AIM
Within this material, how many lines have the string "JSON" in them? The answer is a number, with nothing added.

MATERIAL SUPPLIED
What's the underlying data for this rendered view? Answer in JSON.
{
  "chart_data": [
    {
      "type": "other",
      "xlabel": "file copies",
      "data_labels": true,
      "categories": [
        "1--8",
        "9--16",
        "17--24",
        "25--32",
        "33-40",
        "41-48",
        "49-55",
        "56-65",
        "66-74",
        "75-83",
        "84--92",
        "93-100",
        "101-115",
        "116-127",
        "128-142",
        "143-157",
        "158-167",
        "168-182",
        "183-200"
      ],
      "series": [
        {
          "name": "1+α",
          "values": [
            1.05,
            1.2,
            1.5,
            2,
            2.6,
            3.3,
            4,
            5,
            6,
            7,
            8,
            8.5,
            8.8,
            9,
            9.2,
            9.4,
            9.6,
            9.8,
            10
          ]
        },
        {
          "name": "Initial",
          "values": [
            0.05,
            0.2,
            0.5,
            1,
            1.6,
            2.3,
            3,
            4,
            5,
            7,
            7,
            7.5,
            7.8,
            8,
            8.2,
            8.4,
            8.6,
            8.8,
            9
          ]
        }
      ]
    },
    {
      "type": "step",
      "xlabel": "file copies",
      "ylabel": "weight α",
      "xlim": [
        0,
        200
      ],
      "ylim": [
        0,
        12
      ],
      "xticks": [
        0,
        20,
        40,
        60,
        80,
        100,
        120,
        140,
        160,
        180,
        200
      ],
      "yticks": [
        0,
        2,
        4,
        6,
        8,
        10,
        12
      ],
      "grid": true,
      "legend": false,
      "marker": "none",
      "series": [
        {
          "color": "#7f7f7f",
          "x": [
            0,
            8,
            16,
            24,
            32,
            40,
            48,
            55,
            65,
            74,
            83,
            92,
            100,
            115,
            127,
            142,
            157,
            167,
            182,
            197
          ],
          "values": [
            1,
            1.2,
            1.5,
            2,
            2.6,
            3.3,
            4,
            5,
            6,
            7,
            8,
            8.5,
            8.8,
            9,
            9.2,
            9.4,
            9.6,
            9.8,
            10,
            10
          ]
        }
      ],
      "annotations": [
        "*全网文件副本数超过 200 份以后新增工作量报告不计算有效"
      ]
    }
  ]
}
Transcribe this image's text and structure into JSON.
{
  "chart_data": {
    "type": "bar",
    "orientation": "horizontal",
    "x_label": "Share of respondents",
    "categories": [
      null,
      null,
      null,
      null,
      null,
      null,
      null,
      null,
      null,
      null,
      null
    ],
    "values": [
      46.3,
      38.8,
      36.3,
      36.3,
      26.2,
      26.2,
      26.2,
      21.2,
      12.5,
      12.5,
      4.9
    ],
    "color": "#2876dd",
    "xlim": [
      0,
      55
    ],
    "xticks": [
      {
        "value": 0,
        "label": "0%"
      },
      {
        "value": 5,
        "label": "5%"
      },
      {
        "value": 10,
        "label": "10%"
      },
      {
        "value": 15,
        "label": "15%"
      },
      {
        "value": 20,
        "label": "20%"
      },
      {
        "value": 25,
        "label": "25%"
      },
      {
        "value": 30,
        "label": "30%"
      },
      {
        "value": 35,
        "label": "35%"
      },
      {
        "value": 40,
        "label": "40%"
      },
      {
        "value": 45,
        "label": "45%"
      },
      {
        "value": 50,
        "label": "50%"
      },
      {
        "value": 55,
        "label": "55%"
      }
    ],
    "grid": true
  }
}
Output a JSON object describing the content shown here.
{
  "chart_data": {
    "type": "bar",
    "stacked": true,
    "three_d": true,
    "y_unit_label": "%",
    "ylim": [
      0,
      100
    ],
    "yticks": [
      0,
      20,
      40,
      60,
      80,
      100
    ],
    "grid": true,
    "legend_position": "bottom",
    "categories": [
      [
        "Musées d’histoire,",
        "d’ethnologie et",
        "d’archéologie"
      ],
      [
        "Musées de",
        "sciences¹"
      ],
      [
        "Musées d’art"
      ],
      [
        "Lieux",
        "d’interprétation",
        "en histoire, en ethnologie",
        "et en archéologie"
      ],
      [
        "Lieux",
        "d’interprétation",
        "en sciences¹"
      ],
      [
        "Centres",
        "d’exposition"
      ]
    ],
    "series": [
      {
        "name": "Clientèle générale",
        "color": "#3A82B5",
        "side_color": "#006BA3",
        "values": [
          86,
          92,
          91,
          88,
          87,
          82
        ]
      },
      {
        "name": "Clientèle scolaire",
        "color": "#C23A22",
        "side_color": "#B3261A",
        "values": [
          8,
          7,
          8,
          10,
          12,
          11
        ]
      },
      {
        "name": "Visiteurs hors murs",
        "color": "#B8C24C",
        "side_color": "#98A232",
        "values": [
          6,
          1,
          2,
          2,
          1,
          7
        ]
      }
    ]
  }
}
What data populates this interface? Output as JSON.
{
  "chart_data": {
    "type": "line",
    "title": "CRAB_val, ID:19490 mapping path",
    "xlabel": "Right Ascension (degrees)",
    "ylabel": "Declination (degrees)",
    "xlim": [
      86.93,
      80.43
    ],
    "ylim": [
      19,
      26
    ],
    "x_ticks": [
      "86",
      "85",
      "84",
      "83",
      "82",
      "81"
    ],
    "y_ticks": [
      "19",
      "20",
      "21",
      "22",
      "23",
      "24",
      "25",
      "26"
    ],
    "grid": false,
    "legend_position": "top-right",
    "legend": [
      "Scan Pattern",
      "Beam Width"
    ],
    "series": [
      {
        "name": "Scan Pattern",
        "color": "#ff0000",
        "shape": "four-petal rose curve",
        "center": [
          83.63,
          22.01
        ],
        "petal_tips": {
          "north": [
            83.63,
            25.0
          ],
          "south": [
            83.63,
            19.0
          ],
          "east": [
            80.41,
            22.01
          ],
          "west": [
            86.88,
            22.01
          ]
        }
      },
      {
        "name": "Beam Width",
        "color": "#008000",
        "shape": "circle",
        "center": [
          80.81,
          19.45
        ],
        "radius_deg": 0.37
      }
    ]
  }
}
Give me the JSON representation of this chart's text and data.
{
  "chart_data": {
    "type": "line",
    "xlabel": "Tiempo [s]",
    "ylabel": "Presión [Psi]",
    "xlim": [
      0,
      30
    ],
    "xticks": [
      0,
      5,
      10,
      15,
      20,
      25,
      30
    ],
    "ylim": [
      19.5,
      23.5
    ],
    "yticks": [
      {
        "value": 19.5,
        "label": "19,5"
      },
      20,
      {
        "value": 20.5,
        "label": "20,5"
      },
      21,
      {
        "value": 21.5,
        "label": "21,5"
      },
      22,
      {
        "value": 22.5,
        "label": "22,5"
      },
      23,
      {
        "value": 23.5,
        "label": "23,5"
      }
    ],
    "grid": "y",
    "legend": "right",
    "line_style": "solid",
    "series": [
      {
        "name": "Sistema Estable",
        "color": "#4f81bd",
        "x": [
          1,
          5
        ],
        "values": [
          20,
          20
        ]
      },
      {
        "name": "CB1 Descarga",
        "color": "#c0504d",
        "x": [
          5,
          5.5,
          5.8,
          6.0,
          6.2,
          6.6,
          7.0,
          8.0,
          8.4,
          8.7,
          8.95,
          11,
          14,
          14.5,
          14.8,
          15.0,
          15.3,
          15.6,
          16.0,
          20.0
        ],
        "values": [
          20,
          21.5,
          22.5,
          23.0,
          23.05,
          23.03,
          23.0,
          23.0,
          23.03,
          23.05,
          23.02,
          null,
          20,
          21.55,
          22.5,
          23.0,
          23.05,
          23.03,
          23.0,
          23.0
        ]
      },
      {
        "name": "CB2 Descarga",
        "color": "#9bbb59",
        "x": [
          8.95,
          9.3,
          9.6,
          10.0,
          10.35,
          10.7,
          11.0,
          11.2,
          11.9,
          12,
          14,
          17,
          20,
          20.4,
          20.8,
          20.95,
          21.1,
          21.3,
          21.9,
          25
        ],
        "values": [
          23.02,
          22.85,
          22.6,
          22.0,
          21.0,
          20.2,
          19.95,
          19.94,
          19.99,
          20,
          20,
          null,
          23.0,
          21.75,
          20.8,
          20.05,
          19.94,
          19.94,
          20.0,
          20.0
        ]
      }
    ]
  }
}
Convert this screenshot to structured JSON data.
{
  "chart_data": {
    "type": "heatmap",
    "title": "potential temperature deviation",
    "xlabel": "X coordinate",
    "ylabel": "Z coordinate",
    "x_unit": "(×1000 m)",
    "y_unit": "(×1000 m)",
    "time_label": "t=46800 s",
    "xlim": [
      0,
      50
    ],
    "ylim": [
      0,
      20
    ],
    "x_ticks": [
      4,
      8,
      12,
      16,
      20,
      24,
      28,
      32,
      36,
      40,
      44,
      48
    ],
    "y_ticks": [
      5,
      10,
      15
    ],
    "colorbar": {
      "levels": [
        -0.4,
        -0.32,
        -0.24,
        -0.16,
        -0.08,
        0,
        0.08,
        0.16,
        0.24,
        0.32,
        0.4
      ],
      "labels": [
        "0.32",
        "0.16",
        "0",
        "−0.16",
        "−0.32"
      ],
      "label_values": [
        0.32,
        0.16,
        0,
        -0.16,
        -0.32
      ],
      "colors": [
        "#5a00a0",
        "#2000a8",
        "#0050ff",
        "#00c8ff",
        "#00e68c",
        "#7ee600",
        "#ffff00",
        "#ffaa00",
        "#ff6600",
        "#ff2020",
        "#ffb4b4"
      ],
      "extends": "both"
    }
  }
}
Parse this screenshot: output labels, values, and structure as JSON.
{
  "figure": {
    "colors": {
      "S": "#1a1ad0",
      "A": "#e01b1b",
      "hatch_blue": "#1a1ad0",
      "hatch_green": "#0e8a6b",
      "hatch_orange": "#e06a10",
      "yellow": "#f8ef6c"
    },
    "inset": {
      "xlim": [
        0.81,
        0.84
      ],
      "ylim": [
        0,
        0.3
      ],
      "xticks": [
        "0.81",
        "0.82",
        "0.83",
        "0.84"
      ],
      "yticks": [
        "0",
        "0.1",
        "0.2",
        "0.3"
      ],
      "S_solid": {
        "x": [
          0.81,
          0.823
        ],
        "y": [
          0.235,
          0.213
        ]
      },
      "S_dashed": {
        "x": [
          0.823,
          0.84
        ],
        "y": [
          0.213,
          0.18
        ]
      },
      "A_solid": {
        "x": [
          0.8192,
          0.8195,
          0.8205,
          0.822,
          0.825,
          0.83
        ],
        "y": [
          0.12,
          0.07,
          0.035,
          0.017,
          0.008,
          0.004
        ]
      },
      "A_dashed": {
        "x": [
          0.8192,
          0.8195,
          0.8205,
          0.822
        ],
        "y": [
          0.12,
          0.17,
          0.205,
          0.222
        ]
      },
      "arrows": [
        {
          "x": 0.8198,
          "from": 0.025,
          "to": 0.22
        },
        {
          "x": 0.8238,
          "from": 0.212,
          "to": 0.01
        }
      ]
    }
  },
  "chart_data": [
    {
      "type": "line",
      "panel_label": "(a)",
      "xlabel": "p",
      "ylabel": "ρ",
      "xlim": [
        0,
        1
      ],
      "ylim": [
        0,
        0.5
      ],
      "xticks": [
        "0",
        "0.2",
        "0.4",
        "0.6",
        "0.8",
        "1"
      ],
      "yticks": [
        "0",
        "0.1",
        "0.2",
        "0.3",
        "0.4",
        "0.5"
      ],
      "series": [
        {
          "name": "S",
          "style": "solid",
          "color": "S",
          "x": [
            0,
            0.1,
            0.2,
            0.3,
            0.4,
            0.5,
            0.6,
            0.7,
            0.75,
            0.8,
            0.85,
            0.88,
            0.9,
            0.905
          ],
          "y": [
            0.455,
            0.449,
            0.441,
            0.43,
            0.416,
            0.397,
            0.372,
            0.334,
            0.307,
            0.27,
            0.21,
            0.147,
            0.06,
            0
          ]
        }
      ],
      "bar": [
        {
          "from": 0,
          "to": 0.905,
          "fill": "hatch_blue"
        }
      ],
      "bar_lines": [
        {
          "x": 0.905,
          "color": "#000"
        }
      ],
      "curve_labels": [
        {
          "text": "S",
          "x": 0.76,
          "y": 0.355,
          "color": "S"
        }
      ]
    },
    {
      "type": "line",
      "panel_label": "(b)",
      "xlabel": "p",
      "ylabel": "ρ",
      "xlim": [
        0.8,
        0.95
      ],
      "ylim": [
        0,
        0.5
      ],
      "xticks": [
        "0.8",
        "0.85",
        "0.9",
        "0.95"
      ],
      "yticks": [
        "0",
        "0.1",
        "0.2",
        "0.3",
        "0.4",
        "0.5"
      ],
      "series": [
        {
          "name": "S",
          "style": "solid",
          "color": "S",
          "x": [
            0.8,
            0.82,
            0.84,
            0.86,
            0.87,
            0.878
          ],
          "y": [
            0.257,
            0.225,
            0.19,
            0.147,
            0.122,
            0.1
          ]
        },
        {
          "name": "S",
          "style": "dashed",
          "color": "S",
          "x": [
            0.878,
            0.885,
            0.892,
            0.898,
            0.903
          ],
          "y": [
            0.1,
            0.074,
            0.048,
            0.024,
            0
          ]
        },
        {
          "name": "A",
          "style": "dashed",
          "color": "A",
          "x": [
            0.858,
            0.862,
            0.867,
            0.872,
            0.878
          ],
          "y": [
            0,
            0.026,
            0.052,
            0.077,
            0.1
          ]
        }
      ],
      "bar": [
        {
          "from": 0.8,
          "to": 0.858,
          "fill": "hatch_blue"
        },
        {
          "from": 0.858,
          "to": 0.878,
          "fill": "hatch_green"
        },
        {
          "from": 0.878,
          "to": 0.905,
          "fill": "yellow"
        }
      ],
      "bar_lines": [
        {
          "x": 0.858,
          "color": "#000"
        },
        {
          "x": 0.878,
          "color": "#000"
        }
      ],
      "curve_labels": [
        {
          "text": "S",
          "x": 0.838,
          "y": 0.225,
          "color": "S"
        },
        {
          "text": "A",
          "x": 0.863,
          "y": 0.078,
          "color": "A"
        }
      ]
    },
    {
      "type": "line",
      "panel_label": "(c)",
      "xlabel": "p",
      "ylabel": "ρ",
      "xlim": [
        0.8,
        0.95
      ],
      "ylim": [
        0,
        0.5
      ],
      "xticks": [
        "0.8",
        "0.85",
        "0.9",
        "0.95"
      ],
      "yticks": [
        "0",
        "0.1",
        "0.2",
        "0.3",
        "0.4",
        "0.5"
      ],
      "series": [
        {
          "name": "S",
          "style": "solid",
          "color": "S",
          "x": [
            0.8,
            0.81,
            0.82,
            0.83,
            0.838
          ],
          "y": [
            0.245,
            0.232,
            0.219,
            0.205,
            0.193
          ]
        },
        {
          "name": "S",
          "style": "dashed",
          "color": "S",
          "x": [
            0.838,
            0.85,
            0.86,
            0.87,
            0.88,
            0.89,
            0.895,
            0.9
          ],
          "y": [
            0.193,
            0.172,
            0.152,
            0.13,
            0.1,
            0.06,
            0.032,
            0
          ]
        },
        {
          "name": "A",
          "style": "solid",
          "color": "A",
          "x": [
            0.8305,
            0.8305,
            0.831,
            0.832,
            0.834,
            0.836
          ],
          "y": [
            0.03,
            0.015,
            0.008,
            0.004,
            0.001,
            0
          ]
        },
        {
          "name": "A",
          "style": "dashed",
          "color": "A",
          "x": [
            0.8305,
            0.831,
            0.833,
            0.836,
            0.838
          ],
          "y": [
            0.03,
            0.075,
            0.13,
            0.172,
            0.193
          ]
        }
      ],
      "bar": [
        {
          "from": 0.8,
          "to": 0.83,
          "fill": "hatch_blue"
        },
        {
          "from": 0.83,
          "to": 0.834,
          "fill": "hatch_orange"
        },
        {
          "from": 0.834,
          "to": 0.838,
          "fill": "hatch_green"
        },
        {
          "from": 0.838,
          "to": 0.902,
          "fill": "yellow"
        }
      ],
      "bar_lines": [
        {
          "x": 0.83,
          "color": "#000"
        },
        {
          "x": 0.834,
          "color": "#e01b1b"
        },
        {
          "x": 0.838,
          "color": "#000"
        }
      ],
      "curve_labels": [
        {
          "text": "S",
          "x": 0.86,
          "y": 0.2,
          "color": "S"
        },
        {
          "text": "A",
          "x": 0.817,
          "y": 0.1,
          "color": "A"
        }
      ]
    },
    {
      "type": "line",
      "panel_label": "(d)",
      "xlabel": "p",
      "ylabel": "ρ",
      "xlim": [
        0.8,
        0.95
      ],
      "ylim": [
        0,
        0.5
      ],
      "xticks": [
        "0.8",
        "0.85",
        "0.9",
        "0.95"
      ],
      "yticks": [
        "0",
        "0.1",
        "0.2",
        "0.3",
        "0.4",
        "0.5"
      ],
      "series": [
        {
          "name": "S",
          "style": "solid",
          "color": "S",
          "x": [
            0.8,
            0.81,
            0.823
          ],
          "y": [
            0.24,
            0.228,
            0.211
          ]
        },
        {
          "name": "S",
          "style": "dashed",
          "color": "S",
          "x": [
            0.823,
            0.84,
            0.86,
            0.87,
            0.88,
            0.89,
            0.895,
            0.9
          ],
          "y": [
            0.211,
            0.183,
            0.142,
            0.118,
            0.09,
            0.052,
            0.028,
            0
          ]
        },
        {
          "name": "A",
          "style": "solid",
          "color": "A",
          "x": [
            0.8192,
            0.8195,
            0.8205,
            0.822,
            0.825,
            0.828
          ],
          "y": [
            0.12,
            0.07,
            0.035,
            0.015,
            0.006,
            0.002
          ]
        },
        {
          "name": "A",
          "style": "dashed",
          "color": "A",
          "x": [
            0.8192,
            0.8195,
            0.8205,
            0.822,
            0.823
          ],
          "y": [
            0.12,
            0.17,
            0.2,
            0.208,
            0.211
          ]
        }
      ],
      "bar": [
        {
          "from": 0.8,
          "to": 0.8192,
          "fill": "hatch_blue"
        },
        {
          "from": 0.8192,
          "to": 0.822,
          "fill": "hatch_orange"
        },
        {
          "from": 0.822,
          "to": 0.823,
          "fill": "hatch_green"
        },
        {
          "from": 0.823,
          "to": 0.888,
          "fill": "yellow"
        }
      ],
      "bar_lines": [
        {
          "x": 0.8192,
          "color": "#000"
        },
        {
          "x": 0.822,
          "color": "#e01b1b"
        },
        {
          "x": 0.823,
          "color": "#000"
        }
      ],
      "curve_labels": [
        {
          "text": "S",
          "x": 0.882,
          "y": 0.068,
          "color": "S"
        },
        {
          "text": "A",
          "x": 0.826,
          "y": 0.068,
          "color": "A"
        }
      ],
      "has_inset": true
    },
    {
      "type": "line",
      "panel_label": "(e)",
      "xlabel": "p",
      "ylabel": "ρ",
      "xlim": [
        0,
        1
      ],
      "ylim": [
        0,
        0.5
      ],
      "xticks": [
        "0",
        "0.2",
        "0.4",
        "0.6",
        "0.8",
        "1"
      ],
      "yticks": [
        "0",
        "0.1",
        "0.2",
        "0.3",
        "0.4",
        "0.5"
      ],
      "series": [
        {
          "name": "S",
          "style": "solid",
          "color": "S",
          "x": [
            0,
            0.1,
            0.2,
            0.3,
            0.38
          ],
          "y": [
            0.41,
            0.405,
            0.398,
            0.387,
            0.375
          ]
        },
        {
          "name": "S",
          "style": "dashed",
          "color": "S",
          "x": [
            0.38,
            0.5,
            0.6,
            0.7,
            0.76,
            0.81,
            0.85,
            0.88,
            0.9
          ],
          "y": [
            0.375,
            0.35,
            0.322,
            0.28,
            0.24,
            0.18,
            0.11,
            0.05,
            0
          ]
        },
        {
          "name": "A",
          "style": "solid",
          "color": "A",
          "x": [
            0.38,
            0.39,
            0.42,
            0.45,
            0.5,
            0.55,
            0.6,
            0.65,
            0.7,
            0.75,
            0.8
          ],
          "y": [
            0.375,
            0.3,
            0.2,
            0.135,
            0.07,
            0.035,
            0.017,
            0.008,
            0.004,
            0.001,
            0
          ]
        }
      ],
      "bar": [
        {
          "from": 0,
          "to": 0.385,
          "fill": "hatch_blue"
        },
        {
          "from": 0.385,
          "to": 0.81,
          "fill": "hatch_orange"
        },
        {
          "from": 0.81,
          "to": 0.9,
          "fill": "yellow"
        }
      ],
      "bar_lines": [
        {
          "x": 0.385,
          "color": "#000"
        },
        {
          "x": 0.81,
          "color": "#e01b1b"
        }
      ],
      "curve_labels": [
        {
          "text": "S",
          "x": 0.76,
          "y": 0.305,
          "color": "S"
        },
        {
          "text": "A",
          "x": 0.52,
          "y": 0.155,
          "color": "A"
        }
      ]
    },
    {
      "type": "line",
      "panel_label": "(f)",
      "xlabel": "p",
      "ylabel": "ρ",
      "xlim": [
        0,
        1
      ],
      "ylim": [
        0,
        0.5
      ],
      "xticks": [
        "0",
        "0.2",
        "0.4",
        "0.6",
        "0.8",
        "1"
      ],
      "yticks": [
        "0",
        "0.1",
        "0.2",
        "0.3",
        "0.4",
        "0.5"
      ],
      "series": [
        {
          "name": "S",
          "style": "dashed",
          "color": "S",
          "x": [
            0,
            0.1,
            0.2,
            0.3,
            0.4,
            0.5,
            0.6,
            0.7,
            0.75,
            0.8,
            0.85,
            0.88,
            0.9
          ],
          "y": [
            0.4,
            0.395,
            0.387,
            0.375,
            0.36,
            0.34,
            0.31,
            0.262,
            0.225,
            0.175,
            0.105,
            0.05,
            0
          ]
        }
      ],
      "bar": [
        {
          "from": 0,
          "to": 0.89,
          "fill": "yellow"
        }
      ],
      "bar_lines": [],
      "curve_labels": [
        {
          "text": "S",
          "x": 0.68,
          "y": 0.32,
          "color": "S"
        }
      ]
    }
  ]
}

COMPLETE OUTPUT
7